Rational Synthesis of Photocatalytic Acridinium‐Based Covalent Organic Frameworks via Single‐Atom Skeletal Editing
Yimin Pan, Yifan Dong, Zhenze Yang, Ailin Pan, Wenjie Shi, Wenbin Lin, Haifeng Zheng
Abstract
The rational synthesis of covalent organic frameworks (COFs) with customized functionalities and enhanced stability requires innovative bond-forming strategies beyond conventional dynamic covalent chemistry. Herein, we report a novel single-atom skeletal editing approach to construct acridinium-based crystalline COFs through an irreversible Katritzky-type reaction. This strategy enables precise transformation of 9,9'-(2,3,5,6-tetramethyl-1,4-phenylene)bis(3,6-di-tert-butylxanthylium) with either 1,3,5-tris(4-aminophenyl)benzene (TAPB) or 1,2,4,5-tetra(4-aminophenyl)benzene (TADB) into acridinium-linked COFs, denoted as Acr-TAPB and Acr-TADB, respectively. The transformation proceeds via a unique single-atom oxygen-to-nitrogen replacement, converting the xanthylium precursor into acridinium frameworks. The resulting COFs exhibit high crystallinity, robust stability, strong redox ability, and efficient charge separation. Notably, Acr-TADB functions as a highly effective metal-free photocatalyst for oxidative nucleophilic substitution and [3 + 2] cycloaddition reactions, supporting gram-scale synthesis in both batch and flow reactors with excellent stability. This work establishes skeletal editing as a powerful strategy for engineering functionalized COF architectures for advanced applications.

Problems to work on
• A. In the COF abstract, what kind of reaction is used to build the acridinium-based COFs?
• B. Please say whether each statement agrees with the COF abstract, answering yes or no and quoting the deciding words: (i) The transformation replaces a nitrogen atom with an oxygen atom. (ii) Acr-TADB works as a metal-free photocatalyst. (iii) Gram-scale synthesis was shown only in batch reactors.

Stored items
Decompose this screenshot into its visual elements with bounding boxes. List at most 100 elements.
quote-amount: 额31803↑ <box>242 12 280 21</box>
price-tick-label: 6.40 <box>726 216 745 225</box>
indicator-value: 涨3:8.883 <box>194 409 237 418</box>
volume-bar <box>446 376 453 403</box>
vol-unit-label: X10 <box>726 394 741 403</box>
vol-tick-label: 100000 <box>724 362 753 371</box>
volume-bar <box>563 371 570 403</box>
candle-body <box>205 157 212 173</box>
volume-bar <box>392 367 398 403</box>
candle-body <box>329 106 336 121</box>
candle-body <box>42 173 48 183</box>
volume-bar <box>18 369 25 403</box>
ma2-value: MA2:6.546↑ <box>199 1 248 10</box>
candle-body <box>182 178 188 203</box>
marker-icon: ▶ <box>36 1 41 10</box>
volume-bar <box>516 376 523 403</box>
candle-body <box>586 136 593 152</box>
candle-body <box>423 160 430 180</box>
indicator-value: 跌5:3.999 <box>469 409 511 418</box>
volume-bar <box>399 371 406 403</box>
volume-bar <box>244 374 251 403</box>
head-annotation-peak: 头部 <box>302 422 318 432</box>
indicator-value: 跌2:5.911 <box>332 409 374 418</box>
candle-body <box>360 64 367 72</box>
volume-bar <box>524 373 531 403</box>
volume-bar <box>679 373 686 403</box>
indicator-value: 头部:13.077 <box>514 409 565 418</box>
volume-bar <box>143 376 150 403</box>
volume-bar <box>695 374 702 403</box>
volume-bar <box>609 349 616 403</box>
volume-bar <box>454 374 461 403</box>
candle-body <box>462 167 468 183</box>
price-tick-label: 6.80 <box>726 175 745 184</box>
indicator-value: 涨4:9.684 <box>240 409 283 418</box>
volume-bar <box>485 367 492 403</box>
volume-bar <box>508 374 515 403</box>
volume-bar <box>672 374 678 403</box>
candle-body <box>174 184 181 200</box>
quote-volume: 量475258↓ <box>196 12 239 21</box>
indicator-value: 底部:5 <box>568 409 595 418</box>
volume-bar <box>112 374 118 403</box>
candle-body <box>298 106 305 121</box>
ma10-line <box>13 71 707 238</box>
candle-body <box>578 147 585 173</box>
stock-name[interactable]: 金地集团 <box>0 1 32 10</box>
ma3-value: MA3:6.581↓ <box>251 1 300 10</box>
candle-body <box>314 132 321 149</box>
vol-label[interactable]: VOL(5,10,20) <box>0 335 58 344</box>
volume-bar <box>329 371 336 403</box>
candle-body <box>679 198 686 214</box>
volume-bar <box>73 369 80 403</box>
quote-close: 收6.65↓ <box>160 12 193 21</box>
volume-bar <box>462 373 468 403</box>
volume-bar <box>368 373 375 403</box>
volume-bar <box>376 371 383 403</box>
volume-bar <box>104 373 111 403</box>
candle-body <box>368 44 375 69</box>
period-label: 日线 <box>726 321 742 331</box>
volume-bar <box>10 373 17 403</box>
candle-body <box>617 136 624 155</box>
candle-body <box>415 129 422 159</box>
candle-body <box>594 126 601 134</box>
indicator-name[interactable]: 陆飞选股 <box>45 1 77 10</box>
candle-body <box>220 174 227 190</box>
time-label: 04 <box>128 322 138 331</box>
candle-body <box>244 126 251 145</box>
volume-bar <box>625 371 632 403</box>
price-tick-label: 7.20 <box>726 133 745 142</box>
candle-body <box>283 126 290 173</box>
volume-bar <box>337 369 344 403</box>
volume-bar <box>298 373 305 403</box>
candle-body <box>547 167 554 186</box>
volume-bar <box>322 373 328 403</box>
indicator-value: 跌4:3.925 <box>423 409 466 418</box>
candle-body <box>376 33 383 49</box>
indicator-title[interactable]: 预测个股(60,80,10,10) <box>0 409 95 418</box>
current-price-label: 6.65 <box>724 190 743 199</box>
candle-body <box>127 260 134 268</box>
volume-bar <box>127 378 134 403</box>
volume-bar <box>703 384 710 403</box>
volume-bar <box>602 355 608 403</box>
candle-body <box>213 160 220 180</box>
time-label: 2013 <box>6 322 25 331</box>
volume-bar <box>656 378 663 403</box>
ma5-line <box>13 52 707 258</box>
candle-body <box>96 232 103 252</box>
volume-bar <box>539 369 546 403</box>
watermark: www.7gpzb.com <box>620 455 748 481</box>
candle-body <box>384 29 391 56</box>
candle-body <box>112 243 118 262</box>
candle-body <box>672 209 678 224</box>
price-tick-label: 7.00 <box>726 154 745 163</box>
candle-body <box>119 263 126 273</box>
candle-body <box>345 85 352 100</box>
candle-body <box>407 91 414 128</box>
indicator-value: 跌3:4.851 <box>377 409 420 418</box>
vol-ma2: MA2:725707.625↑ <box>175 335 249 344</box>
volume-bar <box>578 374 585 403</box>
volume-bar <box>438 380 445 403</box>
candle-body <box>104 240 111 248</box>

Task-by-task outputs
• A. An irreversible Katritzky-type reaction.

• B.
(i) No: "a unique single-atom oxygen-to-nitrogen replacement"
(ii) Yes: "Acr-TADB functions as a highly effective metal-free photocatalyst"
(iii) No: "supporting gram-scale synthesis in both batch and flow reactors"